Search the listing below for the word "Amount" and copy each line that holds it.
── Listed records
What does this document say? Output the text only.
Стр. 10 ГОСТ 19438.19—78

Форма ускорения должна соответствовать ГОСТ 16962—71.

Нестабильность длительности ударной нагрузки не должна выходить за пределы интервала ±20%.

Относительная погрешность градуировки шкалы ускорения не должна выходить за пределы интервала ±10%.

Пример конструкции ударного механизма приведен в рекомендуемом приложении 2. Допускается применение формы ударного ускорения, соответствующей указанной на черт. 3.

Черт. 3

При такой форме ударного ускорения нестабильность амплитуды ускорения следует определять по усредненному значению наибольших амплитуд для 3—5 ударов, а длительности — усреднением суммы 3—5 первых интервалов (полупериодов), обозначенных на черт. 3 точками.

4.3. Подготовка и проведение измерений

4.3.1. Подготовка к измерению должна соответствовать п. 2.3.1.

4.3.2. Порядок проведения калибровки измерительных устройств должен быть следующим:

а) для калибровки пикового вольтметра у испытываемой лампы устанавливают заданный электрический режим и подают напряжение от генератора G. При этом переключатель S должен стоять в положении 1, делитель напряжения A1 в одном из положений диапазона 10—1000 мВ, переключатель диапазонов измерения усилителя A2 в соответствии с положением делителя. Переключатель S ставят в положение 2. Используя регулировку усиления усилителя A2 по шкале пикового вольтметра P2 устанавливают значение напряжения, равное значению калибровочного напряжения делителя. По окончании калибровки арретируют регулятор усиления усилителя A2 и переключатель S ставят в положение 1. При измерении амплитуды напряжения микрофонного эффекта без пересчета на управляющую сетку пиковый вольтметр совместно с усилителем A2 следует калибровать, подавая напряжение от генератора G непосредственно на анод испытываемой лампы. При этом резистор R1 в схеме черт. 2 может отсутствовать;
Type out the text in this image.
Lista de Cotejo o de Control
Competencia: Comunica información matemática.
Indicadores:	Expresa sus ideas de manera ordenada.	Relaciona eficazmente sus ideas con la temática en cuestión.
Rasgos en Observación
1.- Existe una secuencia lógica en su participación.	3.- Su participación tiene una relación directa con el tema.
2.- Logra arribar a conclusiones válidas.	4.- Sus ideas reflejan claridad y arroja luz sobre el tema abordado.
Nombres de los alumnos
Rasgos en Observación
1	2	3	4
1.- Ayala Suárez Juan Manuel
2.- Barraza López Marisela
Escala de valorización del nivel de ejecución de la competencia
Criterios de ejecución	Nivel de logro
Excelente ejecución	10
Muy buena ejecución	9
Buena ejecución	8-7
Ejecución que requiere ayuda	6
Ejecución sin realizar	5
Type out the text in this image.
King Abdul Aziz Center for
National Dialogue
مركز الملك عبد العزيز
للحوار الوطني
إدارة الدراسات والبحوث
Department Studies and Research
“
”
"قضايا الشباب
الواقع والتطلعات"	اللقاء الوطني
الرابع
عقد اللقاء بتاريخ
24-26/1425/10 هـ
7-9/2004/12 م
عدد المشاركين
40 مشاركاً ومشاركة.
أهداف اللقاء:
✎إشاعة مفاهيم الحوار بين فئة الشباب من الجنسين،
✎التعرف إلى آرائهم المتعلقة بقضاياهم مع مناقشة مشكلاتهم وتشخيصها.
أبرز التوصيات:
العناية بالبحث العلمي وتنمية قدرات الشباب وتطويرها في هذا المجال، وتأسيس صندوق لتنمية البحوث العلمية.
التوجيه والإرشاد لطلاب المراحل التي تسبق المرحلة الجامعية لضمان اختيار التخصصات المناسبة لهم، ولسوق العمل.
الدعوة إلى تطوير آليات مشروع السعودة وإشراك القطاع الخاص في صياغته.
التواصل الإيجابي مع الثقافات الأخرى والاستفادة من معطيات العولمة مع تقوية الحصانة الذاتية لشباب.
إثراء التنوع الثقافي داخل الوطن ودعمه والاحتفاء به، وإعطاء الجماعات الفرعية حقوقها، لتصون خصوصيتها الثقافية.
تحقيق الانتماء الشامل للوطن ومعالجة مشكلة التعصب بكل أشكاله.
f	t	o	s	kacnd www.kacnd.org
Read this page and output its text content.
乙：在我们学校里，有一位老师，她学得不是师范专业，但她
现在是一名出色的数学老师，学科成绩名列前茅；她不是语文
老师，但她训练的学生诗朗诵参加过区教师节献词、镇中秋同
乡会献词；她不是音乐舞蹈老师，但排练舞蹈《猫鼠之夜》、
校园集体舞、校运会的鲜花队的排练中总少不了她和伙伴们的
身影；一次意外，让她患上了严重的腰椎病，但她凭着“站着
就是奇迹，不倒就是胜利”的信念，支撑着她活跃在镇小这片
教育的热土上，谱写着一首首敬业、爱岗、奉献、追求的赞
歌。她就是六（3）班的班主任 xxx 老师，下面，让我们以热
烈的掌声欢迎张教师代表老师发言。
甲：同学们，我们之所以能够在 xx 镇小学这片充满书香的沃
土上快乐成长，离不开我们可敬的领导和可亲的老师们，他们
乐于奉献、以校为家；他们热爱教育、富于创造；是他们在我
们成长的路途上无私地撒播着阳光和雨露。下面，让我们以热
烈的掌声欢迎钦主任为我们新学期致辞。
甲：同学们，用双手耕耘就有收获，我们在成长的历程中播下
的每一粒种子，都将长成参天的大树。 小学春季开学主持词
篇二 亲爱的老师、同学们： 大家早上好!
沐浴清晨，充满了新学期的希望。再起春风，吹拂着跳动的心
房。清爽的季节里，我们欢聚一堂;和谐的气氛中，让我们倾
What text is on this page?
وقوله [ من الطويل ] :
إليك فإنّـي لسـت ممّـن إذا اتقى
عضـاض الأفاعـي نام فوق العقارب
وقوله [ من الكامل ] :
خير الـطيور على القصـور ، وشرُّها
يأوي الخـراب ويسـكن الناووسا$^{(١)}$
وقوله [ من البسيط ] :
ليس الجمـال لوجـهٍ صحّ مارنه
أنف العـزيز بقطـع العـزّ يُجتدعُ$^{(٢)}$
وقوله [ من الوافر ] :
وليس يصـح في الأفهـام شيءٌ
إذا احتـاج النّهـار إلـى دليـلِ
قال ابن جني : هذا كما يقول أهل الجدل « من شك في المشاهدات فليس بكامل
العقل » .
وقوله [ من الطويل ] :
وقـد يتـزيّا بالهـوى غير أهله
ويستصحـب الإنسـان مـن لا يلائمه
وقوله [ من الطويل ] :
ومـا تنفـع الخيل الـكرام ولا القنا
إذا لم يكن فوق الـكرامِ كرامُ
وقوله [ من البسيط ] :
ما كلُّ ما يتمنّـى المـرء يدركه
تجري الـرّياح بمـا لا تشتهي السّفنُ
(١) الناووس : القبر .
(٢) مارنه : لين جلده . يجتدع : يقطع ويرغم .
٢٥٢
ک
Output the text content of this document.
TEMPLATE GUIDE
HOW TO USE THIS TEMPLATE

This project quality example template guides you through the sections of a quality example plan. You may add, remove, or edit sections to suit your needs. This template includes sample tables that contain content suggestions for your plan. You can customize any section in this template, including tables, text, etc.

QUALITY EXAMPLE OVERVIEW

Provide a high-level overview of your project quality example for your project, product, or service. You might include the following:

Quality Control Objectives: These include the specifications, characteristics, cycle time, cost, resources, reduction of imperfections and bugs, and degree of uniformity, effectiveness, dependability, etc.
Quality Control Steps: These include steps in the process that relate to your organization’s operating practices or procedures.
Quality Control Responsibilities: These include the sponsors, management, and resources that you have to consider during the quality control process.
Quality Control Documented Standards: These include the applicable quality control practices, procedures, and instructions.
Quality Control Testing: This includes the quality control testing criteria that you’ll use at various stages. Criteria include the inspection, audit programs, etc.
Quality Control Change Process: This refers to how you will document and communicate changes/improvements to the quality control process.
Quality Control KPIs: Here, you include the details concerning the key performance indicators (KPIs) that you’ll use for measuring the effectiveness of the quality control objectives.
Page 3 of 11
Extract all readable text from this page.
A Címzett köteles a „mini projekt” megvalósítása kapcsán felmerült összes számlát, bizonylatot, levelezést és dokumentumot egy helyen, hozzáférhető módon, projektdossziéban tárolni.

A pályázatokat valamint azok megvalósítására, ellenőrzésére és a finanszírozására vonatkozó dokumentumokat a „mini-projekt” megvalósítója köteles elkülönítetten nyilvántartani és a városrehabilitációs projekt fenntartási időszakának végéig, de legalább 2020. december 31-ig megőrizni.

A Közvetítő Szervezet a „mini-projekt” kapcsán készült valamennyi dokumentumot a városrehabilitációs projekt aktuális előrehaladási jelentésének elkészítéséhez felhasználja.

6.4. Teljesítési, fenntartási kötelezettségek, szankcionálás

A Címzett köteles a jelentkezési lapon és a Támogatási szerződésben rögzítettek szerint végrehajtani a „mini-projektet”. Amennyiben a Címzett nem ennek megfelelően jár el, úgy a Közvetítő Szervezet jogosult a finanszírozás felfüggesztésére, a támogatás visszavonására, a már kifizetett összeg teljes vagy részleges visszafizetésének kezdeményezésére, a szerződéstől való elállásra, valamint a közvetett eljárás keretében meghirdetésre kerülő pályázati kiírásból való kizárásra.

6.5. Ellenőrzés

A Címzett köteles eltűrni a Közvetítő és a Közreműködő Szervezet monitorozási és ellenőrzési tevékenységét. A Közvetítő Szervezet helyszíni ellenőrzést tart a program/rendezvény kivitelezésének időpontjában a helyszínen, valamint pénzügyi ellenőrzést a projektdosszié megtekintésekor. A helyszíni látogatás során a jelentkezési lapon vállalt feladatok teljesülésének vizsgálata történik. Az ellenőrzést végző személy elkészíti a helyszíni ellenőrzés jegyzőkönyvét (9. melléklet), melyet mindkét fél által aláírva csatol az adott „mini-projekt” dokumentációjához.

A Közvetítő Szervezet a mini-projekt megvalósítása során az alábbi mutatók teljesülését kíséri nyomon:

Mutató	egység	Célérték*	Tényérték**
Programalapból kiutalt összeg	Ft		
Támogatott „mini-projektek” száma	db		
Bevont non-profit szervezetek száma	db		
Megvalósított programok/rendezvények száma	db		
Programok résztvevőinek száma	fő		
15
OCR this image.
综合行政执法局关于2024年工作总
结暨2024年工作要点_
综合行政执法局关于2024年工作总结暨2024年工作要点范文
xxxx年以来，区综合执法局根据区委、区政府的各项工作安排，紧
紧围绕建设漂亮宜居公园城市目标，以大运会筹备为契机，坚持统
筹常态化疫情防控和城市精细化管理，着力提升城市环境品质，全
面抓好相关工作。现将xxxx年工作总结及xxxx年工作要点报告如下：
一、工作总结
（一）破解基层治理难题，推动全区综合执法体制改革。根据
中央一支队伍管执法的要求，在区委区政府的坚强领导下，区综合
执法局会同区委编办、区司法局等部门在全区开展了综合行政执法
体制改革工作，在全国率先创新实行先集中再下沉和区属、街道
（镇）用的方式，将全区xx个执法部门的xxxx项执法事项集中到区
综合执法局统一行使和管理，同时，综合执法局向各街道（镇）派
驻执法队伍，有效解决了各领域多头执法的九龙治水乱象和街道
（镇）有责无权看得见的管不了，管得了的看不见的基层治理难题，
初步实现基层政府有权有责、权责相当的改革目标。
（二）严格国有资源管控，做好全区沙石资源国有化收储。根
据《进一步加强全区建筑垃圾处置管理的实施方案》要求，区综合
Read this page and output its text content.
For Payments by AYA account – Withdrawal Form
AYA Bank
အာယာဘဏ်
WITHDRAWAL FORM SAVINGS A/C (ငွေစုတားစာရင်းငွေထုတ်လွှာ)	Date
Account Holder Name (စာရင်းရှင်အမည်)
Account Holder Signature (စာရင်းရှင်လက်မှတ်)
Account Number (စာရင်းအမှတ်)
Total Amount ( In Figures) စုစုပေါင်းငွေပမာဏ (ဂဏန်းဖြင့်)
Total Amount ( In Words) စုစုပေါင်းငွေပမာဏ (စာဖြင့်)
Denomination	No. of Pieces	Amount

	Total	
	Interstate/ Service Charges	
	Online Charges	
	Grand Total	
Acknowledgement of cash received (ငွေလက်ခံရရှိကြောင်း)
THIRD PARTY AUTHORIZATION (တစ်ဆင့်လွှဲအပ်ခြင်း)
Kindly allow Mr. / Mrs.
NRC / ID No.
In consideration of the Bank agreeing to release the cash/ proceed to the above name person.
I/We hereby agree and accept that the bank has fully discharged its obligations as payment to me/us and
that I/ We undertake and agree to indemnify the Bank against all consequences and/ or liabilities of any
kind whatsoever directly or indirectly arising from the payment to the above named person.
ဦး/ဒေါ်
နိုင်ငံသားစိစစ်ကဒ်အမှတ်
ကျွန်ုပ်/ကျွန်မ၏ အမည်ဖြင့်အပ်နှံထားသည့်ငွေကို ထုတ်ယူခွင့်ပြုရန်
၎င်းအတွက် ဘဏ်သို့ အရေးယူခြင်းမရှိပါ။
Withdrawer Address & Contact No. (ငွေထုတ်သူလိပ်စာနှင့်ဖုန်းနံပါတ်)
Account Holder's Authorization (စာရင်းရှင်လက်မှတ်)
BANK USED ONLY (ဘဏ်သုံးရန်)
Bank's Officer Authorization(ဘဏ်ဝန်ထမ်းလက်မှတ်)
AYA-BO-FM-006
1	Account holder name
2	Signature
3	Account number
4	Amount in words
────
Answer in full:
Total Amount ( In Figures) စုစုပေါင်းငွေပမာဏ (ဂဏန်းဖြင့်)
Total Amount ( In Words) စုစုပေါင်းငွေပမာဏ (စာဖြင့်)
Denomination	No. of Pieces	Amount
4	Amount in words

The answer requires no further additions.